Reproduce every one of the rows below verbatim, leaving nothing out and changing nothing.

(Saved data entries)
____________

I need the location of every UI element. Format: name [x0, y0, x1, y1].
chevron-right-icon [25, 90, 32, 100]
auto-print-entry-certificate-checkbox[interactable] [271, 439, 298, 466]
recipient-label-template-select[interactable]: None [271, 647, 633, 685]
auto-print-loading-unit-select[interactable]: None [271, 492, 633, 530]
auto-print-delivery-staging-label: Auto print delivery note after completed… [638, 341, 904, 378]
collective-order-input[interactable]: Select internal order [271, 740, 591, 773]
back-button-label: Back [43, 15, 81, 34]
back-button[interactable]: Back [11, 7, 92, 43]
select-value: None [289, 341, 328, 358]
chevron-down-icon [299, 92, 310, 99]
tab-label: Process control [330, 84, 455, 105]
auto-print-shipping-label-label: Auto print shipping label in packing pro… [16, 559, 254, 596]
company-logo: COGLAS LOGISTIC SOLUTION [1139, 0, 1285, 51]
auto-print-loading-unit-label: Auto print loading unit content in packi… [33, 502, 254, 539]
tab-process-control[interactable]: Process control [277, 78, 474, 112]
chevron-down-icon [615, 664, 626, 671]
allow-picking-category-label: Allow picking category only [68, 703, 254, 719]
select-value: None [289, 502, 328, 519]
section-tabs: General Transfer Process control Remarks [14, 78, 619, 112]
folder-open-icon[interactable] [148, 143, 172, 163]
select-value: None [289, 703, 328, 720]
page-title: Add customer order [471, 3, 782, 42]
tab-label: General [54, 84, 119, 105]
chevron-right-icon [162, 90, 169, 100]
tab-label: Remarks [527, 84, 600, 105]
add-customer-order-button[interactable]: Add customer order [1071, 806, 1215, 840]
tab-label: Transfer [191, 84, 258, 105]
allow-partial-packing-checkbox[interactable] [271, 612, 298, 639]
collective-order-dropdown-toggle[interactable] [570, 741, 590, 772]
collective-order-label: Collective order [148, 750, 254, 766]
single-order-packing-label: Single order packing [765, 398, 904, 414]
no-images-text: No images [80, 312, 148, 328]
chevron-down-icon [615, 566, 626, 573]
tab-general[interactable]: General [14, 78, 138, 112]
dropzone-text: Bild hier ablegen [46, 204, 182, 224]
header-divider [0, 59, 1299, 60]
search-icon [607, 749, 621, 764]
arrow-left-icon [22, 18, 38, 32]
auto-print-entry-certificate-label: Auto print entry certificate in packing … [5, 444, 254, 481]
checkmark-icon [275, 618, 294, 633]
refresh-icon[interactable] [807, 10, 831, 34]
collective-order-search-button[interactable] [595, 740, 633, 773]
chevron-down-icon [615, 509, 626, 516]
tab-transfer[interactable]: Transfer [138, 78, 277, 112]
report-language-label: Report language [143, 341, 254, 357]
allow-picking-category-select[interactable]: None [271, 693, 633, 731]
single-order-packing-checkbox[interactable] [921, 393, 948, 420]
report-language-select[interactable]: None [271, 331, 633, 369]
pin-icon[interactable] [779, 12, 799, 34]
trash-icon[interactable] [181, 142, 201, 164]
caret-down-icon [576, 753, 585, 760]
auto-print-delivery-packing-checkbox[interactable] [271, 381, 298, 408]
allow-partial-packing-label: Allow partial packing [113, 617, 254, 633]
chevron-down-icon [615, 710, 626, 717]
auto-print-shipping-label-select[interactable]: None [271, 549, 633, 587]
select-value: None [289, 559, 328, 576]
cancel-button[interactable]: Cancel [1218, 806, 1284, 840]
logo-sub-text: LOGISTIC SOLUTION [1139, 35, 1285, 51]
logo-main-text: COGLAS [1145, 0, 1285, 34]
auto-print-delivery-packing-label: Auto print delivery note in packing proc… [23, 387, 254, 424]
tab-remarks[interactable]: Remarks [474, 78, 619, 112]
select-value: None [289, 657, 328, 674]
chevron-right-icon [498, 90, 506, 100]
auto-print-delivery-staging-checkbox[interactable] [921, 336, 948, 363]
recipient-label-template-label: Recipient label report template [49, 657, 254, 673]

____________

• **Solution to the exercise**:
I need the location of every UI element. Format: name [x0, y0, x1, y1].
chevron-right-icon [25, 90, 32, 100]
auto-print-entry-certificate-checkbox[interactable] [271, 439, 298, 466]
recipient-label-template-select[interactable]: None [271, 647, 633, 685]
auto-print-loading-unit-select[interactable]: None [271, 492, 633, 530]
auto-print-delivery-staging-label: Auto print delivery note after completed… [638, 341, 904, 378]
collective-order-input[interactable]: Select internal order [271, 740, 591, 773]
back-button-label: Back [43, 15, 81, 34]
back-button[interactable]: Back [11, 7, 92, 43]
select-value: None [289, 341, 328, 358]
chevron-down-icon [299, 92, 310, 99]
tab-label: Process control [330, 84, 455, 105]
auto-print-shipping-label-label: Auto print shipping label in packing pro… [16, 559, 254, 596]
company-logo: COGLAS LOGISTIC SOLUTION [1139, 0, 1285, 51]
auto-print-loading-unit-label: Auto print loading unit content in packi… [33, 502, 254, 539]
tab-process-control[interactable]: Process control [277, 78, 474, 112]
chevron-down-icon [615, 664, 626, 671]
allow-picking-category-label: Allow picking category only [68, 703, 254, 719]
select-value: None [289, 502, 328, 519]
section-tabs: General Transfer Process control Remarks [14, 78, 619, 112]
folder-open-icon[interactable] [148, 143, 172, 163]
select-value: None [289, 703, 328, 720]
page-title: Add customer order [471, 3, 782, 42]
tab-label: General [54, 84, 119, 105]
chevron-right-icon [162, 90, 169, 100]
tab-label: Remarks [527, 84, 600, 105]
add-customer-order-button[interactable]: Add customer order [1071, 806, 1215, 840]
tab-label: Transfer [191, 84, 258, 105]
allow-partial-packing-checkbox[interactable] [271, 612, 298, 639]
collective-order-dropdown-toggle[interactable] [570, 741, 590, 772]
collective-order-label: Collective order [148, 750, 254, 766]
single-order-packing-label: Single order packing [765, 398, 904, 414]
no-images-text: No images [80, 312, 148, 328]
chevron-down-icon [615, 566, 626, 573]
tab-general[interactable]: General [14, 78, 138, 112]
dropzone-text: Bild hier ablegen [46, 204, 182, 224]
header-divider [0, 59, 1299, 60]
search-icon [607, 749, 621, 764]
arrow-left-icon [22, 18, 38, 32]
auto-print-entry-certificate-label: Auto print entry certificate in packing … [5, 444, 254, 481]
checkmark-icon [275, 618, 294, 633]
refresh-icon[interactable] [807, 10, 831, 34]
collective-order-search-button[interactable] [595, 740, 633, 773]
chevron-down-icon [615, 509, 626, 516]
tab-transfer[interactable]: Transfer [138, 78, 277, 112]
report-language-label: Report language [143, 341, 254, 357]
allow-picking-category-select[interactable]: None [271, 693, 633, 731]
single-order-packing-checkbox[interactable] [921, 393, 948, 420]
report-language-select[interactable]: None [271, 331, 633, 369]
pin-icon[interactable] [779, 12, 799, 34]
trash-icon[interactable] [181, 142, 201, 164]
caret-down-icon [576, 753, 585, 760]
auto-print-delivery-packing-checkbox[interactable] [271, 381, 298, 408]
allow-partial-packing-label: Allow partial packing [113, 617, 254, 633]
chevron-down-icon [615, 710, 626, 717]
auto-print-shipping-label-select[interactable]: None [271, 549, 633, 587]
select-value: None [289, 559, 328, 576]
cancel-button[interactable]: Cancel [1218, 806, 1284, 840]
logo-sub-text: LOGISTIC SOLUTION [1139, 35, 1285, 51]
logo-main-text: COGLAS [1145, 0, 1285, 34]
auto-print-delivery-packing-label: Auto print delivery note in packing proc… [23, 387, 254, 424]
tab-remarks[interactable]: Remarks [474, 78, 619, 112]
select-value: None [289, 657, 328, 674]
chevron-right-icon [498, 90, 506, 100]
auto-print-delivery-staging-checkbox[interactable] [921, 336, 948, 363]
recipient-label-template-label: Recipient label report template [49, 657, 254, 673]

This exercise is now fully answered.